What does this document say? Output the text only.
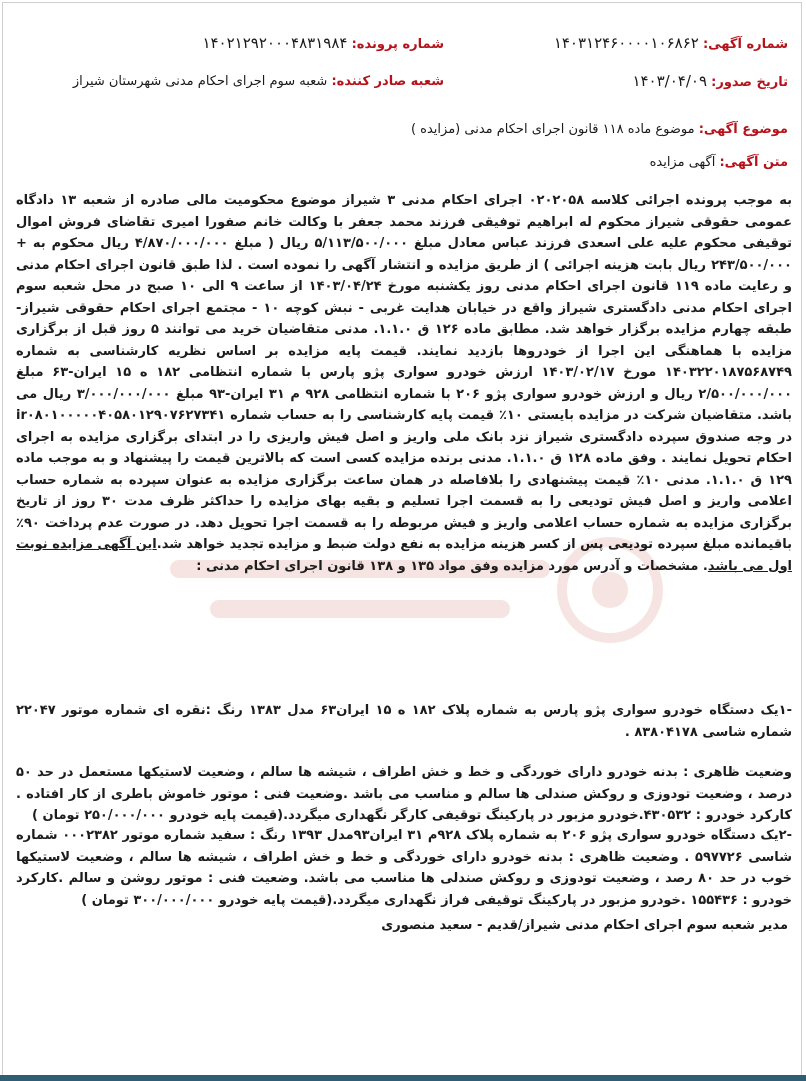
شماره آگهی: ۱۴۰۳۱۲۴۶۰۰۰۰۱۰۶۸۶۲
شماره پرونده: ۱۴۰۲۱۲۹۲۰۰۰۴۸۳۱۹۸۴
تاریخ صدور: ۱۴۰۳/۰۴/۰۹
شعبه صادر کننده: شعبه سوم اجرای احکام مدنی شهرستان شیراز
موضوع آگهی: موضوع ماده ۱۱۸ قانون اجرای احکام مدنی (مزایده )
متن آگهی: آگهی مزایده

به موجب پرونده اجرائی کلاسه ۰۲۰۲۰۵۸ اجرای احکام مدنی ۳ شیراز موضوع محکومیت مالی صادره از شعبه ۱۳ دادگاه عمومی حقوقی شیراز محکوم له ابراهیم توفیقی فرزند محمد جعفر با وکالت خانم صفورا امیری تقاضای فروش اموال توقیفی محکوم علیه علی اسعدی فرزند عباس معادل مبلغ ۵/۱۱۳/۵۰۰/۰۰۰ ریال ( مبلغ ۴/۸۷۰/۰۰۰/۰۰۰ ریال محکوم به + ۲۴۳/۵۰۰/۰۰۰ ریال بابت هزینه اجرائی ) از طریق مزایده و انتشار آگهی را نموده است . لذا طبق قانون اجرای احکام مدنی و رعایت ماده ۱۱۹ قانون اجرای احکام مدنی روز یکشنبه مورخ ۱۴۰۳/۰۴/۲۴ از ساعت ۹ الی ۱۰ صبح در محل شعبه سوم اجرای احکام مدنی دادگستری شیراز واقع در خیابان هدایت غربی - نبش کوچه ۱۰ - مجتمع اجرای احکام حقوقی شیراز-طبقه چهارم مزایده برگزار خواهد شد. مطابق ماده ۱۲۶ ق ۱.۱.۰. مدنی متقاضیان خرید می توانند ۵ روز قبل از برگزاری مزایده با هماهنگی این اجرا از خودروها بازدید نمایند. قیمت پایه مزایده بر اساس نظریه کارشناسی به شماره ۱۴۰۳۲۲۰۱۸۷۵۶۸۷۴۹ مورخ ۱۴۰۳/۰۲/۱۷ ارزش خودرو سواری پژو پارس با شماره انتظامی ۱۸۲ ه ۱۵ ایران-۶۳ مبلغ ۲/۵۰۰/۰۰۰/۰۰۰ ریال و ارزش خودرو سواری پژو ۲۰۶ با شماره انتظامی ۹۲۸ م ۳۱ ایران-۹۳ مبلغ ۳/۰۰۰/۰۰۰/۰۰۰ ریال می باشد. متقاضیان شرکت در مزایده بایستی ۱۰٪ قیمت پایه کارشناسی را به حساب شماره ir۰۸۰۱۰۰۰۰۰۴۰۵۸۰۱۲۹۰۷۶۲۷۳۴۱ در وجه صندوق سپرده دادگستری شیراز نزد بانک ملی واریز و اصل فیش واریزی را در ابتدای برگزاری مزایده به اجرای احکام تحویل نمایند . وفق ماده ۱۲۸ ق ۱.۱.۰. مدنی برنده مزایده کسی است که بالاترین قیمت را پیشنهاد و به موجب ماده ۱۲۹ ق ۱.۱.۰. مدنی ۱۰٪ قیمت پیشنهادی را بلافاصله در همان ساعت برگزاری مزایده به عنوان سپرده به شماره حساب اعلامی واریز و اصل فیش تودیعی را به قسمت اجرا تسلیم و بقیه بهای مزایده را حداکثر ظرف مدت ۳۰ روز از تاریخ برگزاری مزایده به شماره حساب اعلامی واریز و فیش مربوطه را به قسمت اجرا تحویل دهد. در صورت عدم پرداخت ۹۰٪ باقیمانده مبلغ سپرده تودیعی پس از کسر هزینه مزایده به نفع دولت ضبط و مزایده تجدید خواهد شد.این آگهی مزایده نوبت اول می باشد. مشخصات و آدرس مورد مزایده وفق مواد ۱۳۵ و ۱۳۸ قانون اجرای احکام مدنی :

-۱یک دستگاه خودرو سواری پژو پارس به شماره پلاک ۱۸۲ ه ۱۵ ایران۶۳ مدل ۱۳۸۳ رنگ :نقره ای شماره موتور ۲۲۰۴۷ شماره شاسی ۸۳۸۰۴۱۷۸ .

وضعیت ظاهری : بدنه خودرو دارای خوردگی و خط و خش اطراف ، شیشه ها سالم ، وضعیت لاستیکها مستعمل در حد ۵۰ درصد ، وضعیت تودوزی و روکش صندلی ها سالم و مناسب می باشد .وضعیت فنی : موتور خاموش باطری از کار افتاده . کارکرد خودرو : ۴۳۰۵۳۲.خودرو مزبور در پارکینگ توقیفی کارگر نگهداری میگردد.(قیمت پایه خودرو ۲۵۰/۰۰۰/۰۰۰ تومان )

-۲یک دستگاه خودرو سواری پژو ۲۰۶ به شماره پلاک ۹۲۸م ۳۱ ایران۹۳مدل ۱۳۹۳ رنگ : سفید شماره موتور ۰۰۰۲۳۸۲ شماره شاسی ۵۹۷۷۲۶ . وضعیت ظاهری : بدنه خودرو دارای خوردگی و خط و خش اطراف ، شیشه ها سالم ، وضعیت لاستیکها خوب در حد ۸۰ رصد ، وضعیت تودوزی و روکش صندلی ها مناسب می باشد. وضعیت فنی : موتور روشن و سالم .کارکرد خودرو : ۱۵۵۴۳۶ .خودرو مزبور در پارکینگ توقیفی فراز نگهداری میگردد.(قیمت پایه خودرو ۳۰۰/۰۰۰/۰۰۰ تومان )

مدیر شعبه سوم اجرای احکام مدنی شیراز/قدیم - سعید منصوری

—————

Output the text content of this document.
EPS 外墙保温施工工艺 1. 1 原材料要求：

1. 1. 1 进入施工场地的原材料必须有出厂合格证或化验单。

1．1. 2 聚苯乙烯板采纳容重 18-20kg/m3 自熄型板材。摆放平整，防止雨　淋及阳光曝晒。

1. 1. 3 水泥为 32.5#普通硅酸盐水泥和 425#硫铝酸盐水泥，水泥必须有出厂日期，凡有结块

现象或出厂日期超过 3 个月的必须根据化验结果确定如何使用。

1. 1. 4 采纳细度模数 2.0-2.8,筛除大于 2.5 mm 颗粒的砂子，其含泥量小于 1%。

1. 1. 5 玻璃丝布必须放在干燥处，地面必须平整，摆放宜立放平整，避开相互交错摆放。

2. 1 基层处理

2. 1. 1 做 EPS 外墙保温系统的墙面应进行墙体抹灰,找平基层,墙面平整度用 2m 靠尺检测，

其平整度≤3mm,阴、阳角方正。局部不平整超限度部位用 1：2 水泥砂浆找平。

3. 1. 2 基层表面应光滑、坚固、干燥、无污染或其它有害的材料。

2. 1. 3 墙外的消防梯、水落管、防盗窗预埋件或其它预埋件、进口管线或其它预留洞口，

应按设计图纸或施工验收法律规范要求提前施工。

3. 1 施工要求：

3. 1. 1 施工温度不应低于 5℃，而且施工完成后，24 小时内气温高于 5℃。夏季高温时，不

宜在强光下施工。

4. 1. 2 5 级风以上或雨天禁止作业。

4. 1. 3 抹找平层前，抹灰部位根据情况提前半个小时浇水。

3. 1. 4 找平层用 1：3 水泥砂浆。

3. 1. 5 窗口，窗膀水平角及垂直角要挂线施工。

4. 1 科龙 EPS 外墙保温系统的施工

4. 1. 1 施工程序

—————

Problem to work on:
Search the records above for the string "بدنه". Copy every line that contains it.

Written reply:
وضعیت ظاهری : بدنه خودرو دارای خوردگی و خط و خش اطراف ، شیشه ها سالم ، وضعیت لاستیکها مستعمل در حد ۵۰ درصد ، وضعیت تودوزی و روکش صندلی ها سالم و مناسب می باشد .وضعیت فنی : موتور خاموش باطری از کار افتاده . کارکرد خودرو : ۴۳۰۵۳۲.خودرو مزبور در پارکینگ توقیفی کارگر نگهداری میگردد.(قیمت پایه خودرو ۲۵۰/۰۰۰/۰۰۰ تومان )
-۲یک دستگاه خودرو سواری پژو ۲۰۶ به شماره پلاک ۹۲۸م ۳۱ ایران۹۳مدل ۱۳۹۳ رنگ : سفید شماره موتور ۰۰۰۲۳۸۲ شماره شاسی ۵۹۷۷۲۶ . وضعیت ظاهری : بدنه خودرو دارای خوردگی و خط و خش اطراف ، شیشه ها سالم ، وضعیت لاستیکها خوب در حد ۸۰ رصد ، وضعیت تودوزی و روکش صندلی ها مناسب می باشد. وضعیت فنی : موتور روشن و سالم .کارکرد خودرو : ۱۵۵۴۳۶ .خودرو مزبور در پارکینگ توقیفی فراز نگهداری میگردد.(قیمت پایه خودرو ۳۰۰/۰۰۰/۰۰۰ تومان )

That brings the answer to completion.